**TRECHO DO DOCUMENTO**
>>>
Cidade deve se adaptar para receber especiais
Itacaré - Além de começar a ver jovens circulando em cadeiras de rodas pelas ruas de areia de Itacaré, numa área onde ficam as pousadinhas mais legais da cidade, você talvez possa notar em breve que algumas delas já terão feito adaptações sutis para esse público.
A primeira a entrar na onda da acessibilidade é a Pedra Torta. Um de seus quartos acabou de ser reformado. Ganhou uma porta mais larga, interruptores baixinhos, vaso sanitário da altura da cadeira de rodas e outros detalhes. A obra custou cerca de R$ 4 mil. Iniciativas como essa é que a operadora FreeWay vem estimulando em reuniões com empresários da cidade para que os futuros ecoturistas especiais possam desfrutar de mais conforto.
<<<
**LISTAGEM FORNECIDA**
>>>
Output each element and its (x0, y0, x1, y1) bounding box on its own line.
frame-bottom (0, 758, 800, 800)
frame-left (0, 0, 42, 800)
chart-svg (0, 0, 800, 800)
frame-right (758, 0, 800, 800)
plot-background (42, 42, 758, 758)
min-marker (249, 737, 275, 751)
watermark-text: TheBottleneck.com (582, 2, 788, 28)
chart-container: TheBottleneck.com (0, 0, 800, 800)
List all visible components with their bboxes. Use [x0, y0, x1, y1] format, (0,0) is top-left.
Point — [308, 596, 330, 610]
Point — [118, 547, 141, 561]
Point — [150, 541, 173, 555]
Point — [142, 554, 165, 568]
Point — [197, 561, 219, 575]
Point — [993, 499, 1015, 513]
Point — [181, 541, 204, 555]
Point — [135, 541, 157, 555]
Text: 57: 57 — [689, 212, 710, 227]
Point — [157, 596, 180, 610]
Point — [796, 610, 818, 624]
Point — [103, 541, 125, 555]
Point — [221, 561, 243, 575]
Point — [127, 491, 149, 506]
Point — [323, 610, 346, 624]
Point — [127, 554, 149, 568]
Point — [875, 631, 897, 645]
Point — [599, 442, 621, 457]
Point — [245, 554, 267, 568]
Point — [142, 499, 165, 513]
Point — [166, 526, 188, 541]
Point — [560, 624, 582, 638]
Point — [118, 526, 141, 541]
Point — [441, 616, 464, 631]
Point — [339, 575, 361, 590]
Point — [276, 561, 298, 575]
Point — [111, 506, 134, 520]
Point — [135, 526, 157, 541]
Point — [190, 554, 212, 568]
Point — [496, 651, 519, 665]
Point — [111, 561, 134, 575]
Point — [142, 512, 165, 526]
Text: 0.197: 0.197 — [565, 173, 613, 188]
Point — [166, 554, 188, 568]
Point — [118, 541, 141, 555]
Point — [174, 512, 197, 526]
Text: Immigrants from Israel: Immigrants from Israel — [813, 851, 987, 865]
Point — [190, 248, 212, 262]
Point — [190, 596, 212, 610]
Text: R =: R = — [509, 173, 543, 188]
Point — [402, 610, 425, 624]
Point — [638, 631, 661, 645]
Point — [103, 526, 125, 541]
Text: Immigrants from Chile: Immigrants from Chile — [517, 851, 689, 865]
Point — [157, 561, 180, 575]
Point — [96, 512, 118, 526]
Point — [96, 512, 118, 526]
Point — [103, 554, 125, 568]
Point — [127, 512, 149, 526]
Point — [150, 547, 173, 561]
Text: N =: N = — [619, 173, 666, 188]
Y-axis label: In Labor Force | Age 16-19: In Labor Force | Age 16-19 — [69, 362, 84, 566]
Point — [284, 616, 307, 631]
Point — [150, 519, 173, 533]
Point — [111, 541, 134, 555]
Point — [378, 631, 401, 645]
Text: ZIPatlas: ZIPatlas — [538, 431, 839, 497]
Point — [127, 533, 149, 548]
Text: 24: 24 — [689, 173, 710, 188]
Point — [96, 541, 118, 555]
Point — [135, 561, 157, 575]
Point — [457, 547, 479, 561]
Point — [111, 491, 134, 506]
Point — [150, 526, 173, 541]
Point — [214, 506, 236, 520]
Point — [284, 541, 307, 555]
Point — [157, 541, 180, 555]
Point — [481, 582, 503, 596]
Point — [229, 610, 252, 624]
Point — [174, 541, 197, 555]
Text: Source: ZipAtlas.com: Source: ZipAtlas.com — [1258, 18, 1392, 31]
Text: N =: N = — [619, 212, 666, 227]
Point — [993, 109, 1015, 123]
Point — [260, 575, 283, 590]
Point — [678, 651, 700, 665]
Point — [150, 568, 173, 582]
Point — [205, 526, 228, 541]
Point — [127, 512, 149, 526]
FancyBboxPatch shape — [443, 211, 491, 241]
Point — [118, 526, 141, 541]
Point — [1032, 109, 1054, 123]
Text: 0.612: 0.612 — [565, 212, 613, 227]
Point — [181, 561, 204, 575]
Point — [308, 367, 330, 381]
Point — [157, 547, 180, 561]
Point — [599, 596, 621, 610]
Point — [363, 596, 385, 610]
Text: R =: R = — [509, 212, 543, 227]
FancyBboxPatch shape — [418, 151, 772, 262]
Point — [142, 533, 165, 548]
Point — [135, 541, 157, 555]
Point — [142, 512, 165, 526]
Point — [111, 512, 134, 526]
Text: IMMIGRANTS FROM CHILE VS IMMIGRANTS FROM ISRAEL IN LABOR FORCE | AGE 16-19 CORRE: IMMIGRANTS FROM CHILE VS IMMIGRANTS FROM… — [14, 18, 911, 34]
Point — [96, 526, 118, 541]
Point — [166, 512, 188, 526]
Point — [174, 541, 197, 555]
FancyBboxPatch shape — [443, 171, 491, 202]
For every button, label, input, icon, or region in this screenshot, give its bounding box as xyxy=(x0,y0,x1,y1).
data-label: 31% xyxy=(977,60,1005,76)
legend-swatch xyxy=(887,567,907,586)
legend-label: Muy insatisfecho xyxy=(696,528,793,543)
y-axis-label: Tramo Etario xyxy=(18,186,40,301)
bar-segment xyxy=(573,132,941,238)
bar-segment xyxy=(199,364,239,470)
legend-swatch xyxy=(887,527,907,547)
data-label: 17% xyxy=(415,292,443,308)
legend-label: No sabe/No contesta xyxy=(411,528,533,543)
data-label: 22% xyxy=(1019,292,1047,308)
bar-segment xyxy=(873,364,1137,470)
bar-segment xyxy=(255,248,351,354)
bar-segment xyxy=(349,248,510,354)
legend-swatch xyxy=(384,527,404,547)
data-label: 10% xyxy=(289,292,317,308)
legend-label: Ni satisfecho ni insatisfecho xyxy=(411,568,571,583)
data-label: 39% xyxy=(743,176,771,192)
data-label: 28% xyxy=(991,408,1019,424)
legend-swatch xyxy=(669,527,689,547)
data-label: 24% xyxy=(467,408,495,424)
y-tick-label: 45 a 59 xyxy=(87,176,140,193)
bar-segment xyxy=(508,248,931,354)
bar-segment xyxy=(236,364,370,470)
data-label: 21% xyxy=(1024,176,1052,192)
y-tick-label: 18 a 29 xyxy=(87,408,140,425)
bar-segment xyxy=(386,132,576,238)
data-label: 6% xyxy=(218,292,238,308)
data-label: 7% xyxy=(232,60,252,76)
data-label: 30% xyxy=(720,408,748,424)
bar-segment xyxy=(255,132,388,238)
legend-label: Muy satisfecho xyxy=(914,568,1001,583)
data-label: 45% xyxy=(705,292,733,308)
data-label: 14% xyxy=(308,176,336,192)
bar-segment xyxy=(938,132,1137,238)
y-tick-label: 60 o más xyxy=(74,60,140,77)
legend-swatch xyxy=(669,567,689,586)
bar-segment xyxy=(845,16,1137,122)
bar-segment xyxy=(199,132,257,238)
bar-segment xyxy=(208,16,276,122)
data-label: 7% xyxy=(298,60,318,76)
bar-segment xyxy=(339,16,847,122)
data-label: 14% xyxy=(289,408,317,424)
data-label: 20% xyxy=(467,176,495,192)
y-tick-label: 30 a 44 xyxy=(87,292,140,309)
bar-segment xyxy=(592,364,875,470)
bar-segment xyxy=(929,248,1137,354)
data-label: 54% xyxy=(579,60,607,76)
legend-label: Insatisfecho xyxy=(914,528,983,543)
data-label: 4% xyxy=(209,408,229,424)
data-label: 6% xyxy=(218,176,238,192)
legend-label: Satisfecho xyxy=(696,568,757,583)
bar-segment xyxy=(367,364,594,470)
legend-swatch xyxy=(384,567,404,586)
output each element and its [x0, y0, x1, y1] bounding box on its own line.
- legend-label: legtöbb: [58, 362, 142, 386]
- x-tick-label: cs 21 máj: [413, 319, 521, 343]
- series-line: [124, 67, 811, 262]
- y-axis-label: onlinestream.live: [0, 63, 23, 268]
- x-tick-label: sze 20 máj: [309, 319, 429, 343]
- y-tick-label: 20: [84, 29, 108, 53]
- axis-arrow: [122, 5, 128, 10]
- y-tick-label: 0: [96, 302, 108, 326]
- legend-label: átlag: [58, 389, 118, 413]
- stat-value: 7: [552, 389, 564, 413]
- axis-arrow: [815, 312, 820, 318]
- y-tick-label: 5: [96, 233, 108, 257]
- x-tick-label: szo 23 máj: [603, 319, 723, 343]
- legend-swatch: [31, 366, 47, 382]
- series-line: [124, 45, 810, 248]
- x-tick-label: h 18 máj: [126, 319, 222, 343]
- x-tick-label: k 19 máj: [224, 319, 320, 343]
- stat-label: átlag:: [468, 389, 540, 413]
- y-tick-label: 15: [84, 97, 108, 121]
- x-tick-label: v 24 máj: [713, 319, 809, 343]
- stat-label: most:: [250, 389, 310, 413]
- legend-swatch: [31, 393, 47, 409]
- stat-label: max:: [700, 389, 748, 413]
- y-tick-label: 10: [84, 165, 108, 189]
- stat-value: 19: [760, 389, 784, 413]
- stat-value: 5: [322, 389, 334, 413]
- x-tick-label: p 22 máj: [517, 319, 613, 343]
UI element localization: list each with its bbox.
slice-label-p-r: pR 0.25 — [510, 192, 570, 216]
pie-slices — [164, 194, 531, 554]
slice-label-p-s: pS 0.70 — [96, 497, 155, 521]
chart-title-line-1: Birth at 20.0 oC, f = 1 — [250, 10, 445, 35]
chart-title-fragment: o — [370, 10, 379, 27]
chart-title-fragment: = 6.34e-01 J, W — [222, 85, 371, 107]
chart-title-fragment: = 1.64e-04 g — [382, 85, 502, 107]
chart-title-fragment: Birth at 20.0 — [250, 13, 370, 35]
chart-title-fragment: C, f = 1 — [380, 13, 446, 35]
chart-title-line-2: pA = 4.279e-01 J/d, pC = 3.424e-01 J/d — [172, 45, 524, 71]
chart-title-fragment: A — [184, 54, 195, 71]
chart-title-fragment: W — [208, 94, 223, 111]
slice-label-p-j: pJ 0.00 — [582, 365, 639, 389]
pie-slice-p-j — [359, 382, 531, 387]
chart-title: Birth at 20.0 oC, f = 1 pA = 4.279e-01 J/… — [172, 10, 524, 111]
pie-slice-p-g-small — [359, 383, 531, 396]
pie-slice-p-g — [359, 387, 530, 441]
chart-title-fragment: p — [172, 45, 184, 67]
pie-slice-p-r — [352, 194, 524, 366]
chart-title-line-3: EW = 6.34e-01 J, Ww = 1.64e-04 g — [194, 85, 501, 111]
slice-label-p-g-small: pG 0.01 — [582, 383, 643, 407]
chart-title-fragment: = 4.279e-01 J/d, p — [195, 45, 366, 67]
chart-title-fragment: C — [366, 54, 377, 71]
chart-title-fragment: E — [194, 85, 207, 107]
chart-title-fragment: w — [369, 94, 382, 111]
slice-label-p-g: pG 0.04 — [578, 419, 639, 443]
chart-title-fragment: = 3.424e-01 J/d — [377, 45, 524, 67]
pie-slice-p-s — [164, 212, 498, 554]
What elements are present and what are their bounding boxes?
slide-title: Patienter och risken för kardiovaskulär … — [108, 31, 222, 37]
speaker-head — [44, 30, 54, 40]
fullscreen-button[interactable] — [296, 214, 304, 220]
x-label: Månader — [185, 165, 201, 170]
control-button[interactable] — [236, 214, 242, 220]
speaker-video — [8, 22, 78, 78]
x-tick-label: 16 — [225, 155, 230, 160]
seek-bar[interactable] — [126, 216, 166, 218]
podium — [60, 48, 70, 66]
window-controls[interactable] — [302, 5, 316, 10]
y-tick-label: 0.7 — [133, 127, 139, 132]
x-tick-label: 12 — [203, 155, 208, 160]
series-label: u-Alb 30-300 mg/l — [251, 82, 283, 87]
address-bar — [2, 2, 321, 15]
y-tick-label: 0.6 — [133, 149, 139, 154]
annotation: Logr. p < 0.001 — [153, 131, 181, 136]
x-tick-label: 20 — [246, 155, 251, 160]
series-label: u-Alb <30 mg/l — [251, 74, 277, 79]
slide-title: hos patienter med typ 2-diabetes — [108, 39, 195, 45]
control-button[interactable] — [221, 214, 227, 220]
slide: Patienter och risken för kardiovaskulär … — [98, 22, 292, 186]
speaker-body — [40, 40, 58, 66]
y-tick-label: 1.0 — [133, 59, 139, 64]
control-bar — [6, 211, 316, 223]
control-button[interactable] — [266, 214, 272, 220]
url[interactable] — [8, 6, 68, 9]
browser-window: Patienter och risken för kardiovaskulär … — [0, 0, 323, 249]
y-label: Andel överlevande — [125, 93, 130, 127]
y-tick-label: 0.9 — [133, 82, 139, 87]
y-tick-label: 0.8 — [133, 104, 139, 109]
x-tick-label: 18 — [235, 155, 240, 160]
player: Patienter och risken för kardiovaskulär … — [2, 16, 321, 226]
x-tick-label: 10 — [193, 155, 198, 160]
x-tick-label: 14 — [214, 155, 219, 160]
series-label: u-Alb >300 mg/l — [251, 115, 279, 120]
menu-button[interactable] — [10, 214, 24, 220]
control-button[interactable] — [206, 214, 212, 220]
<<<
**COMPLETE O SEGUINTE**
1 – Segundo o trecho sobre Itacaré, quanto custou a obra no quarto reformado da Pedra Torta?
2 – Extraia do trecho sobre Itacaré a passagem que vai de "Cidade deve se" até "para esse público.", incluindo essas palavras.
3 – Escreva a continuação do trecho sobre Itacaré a partir da última frase apresentada.
A listagem não tem relação alguma com o trecho sobre Itacaré.

**RESPOSTAS ESPERADAS**
1 – Cerca de R$ 4 mil.

2 –
Cidade deve se adaptar para receber especiais
Itacaré - Além de começar a ver jovens circulando em cadeiras de rodas pelas ruas de areia de Itacaré, numa área onde ficam as pousadinhas mais legais da cidade, você talvez possa notar em breve que algumas delas já terão feito adaptações sutis para esse público.

3 –
''Eu nem imaginava que o pessoal que usa cadeira de rodas pudesse fazer uma coisa tão difícil quanto rafting. Mas às vezes, para eles, entrar num banheiro normal pode ser mais difícil do que isso. A gente não podia deixar de fazer essas adaptações no quarto'', diz o moçambicano Paulo Sérgio de Sousa Lima, de 33 anos, que, ao lado de Maria Aparecida Damacena Aguilar, de 32 anos, é o proprietário da pousada há quase um ano e meio.
Itacaré foi descoberta como pólo turístico há pouco mais de cinco anos. Tem praias belíssimas, com areia branca, coqueiros e águas claras. Muitas quase desertas principalmente, é claro, fora dos feriados e férias de verão. Fora da faixa litorânea, as belezas também encantam.
Trilhas por trechos de mata atlântica, cachoeiras para a prática de canyoning e o caudaloso Rio de Contas, que em alguns trechos como no distrito de Taboquinhas, onde se faz o rafting se alarga em mais de 50 metros de margem a margem. Maraú tem tudo isso, com a vantagem de ser muito mais tranquila do que a já badalada Itacaré.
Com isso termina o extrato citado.